Hunt for the word "JSON" across the entries below, copying each line that holds it.

— Begin DATA TO PROCESS —

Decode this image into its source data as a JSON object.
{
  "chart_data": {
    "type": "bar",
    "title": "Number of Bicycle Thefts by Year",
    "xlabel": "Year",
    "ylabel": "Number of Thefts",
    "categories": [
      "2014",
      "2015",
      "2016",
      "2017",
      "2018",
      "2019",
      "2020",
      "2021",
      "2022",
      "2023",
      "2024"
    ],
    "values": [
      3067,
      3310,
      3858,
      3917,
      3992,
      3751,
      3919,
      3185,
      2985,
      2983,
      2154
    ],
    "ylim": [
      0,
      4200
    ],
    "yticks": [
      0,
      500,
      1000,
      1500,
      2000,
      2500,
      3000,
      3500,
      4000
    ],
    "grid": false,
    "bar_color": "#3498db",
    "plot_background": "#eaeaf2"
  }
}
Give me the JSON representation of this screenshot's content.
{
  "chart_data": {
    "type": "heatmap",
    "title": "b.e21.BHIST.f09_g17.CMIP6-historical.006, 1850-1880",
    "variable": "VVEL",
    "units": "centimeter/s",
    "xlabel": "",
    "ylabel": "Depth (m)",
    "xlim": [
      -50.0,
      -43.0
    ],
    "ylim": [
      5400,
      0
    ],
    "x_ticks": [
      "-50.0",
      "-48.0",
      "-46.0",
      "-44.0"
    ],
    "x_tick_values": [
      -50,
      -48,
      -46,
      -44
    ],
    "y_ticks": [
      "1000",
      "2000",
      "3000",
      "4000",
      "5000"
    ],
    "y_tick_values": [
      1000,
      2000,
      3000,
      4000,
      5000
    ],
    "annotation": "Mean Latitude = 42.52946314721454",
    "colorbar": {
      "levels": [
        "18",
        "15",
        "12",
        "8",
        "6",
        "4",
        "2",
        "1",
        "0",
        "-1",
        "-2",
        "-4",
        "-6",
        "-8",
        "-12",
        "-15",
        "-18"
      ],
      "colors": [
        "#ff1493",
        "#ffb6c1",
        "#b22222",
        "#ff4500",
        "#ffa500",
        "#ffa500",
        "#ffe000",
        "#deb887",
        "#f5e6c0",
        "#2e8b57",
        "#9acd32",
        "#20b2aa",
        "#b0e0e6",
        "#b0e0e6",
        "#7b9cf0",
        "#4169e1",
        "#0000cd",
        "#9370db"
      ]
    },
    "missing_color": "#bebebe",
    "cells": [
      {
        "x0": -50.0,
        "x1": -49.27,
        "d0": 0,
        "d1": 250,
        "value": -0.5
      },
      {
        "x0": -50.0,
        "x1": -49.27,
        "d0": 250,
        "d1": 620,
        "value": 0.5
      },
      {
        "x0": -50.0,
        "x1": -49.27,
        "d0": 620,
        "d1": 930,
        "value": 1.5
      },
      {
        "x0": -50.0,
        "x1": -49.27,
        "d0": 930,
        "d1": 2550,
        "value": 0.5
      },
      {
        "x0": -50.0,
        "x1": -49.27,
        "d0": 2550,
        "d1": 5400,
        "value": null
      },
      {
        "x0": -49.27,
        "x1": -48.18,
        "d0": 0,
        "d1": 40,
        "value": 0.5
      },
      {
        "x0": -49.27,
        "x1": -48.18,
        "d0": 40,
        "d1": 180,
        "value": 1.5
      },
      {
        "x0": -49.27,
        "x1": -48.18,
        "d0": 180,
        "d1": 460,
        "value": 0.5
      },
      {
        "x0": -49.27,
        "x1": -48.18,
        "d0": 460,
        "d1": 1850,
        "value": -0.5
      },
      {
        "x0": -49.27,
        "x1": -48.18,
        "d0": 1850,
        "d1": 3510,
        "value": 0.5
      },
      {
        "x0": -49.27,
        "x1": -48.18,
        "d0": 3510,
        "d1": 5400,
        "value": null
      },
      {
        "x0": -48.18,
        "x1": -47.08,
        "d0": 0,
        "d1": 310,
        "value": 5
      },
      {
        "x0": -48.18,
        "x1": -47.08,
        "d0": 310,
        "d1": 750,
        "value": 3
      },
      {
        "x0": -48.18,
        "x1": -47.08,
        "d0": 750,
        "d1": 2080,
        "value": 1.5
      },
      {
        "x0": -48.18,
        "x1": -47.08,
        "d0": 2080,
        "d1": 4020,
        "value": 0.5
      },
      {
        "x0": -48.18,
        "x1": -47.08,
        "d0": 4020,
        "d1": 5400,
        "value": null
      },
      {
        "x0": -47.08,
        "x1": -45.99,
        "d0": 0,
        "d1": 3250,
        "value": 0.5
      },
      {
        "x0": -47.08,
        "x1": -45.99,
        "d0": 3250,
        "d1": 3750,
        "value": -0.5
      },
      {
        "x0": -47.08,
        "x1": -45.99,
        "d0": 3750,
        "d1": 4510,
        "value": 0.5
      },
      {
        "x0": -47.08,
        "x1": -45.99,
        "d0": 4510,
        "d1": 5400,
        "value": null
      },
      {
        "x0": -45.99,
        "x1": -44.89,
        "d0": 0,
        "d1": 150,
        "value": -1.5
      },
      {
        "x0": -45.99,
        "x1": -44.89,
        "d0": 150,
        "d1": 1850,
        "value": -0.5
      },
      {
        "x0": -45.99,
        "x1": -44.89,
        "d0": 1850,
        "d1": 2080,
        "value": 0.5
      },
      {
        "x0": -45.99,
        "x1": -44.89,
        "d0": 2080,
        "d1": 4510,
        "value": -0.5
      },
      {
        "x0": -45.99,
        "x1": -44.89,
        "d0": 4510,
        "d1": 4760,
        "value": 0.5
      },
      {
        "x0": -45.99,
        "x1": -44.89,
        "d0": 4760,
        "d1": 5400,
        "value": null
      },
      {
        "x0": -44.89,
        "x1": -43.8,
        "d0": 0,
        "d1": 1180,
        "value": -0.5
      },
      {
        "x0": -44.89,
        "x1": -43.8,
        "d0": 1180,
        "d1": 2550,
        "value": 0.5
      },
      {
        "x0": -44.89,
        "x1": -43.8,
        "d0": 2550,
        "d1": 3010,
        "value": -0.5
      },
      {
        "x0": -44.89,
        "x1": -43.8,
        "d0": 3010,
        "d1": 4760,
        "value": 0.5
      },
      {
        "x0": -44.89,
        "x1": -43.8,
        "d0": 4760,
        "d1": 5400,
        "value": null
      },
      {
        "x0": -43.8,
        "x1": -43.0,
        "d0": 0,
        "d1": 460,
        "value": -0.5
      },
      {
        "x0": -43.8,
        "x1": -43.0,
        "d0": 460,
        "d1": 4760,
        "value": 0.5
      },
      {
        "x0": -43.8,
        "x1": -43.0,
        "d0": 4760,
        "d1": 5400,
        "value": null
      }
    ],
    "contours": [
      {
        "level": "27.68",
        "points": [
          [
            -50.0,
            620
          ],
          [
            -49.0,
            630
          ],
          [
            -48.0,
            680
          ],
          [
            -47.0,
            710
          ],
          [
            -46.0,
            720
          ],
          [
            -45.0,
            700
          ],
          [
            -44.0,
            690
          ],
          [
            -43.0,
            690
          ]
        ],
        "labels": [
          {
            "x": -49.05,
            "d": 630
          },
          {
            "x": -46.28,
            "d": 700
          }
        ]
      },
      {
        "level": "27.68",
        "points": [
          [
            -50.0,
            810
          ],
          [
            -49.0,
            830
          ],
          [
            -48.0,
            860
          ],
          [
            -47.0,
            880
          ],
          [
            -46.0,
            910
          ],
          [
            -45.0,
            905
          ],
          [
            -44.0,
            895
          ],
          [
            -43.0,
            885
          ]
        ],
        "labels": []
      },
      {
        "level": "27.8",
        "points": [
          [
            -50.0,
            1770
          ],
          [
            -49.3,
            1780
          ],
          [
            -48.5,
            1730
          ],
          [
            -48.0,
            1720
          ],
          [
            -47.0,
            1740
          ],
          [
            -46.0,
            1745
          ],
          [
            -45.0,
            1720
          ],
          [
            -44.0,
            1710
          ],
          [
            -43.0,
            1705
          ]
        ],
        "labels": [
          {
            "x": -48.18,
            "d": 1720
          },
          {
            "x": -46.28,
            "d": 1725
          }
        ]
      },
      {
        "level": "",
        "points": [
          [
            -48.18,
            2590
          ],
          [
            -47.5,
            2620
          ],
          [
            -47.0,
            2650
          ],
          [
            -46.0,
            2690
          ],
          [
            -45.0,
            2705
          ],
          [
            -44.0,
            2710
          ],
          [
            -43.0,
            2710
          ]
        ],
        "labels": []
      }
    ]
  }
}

— End DATA TO PROCESS —

**OUTPUT:**
Decode this image into its source data as a JSON object.
Give me the JSON representation of this screenshot's content.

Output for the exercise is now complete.